◆ **RECORDED INFORMATION**

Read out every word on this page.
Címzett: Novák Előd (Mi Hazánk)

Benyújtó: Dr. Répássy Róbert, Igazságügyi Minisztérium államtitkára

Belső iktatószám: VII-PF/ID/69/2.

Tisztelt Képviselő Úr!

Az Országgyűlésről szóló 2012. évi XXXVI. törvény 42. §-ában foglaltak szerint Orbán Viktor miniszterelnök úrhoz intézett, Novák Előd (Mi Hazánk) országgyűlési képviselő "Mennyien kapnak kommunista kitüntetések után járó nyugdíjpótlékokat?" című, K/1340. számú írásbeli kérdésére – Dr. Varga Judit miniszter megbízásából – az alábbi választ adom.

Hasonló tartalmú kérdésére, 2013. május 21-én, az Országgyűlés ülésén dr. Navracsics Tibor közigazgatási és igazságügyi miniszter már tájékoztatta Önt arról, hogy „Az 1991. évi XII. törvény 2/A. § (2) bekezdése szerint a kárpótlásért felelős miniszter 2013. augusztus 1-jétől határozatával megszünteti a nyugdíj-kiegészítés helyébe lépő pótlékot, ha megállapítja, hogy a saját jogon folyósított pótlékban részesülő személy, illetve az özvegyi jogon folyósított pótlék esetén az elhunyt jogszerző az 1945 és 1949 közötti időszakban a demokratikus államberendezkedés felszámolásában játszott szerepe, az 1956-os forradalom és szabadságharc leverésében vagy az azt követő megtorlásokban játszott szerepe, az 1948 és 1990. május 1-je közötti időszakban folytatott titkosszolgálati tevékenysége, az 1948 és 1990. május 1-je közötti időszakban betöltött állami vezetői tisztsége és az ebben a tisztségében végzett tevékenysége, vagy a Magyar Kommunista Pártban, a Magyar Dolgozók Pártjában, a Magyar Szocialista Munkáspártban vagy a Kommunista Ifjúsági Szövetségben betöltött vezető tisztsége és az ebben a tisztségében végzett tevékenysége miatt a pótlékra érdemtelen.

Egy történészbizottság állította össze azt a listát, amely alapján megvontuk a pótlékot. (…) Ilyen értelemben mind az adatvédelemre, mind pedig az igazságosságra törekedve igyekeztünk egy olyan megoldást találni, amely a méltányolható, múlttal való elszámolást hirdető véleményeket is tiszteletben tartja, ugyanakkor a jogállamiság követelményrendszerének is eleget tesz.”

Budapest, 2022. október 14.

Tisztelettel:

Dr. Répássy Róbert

◆ **WRITTEN PROBLEM**
Count the lines in the material above where the string "Répássy" appears, then state only that count.

◆ **EXERCISE ANSWER**
2